_Instructions to follow_. Transcribe the lines below verbatim, skipping the images.

Figure content listings:
************

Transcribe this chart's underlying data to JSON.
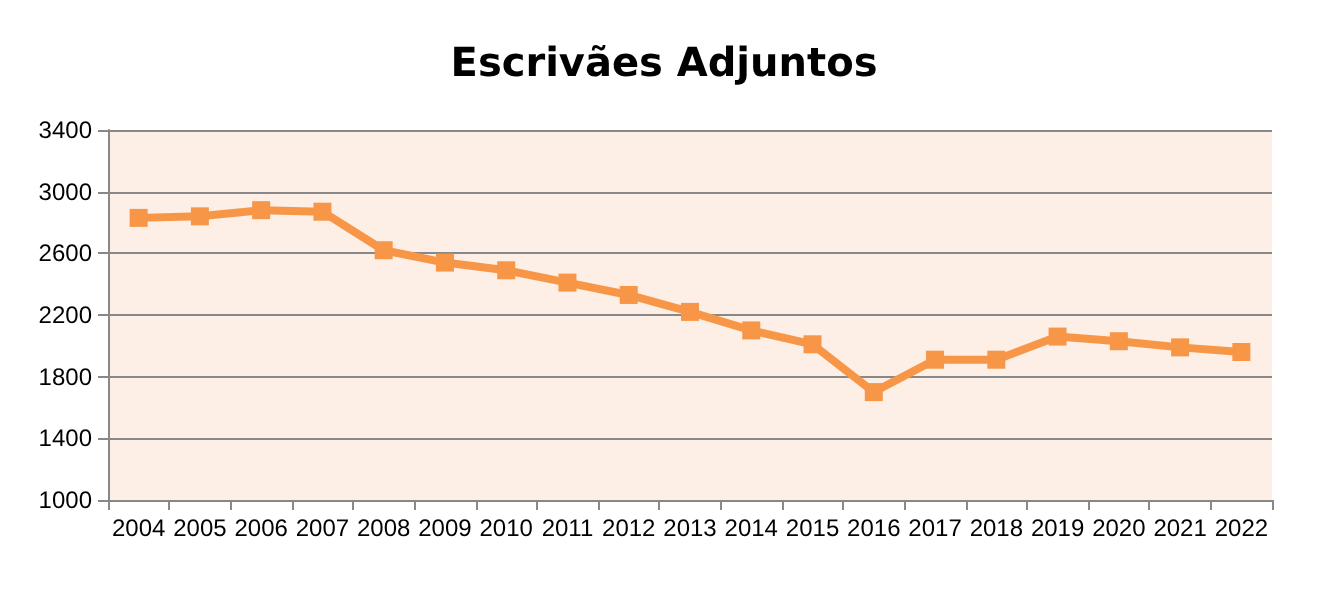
{
  "chart_data": {
    "type": "line",
    "title": "Escrivães Adjuntos",
    "categories": [
      "2004",
      "2005",
      "2006",
      "2007",
      "2008",
      "2009",
      "2010",
      "2011",
      "2012",
      "2013",
      "2014",
      "2015",
      "2016",
      "2017",
      "2018",
      "2019",
      "2020",
      "2021",
      "2022"
    ],
    "series": [
      {
        "color": "#f79646",
        "values": [
          2830,
          2840,
          2880,
          2870,
          2620,
          2540,
          2490,
          2410,
          2330,
          2220,
          2100,
          2010,
          1700,
          1910,
          1910,
          2060,
          2030,
          1990,
          1960
        ]
      }
    ],
    "ylim": [
      1000,
      3400
    ],
    "yticks": [
      1000,
      1400,
      1800,
      2200,
      2600,
      3000,
      3400
    ],
    "grid": "y",
    "marker": "square",
    "line_style": "solid"
  }
}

************

_Answer for this exercise_.
Transcribe this chart's underlying data to JSON.
{
  "chart_data": {
    "type": "line",
    "title": "Escrivães Adjuntos",
    "categories": [
      "2004",
      "2005",
      "2006",
      "2007",
      "2008",
      "2009",
      "2010",
      "2011",
      "2012",
      "2013",
      "2014",
      "2015",
      "2016",
      "2017",
      "2018",
      "2019",
      "2020",
      "2021",
      "2022"
    ],
    "series": [
      {
        "color": "#f79646",
        "values": [
          2830,
          2840,
          2880,
          2870,
          2620,
          2540,
          2490,
          2410,
          2330,
          2220,
          2100,
          2010,
          1700,
          1910,
          1910,
          2060,
          2030,
          1990,
          1960
        ]
      }
    ],
    "ylim": [
      1000,
      3400
    ],
    "yticks": [
      1000,
      1400,
      1800,
      2200,
      2600,
      3000,
      3400
    ],
    "grid": "y",
    "marker": "square",
    "line_style": "solid"
  }
}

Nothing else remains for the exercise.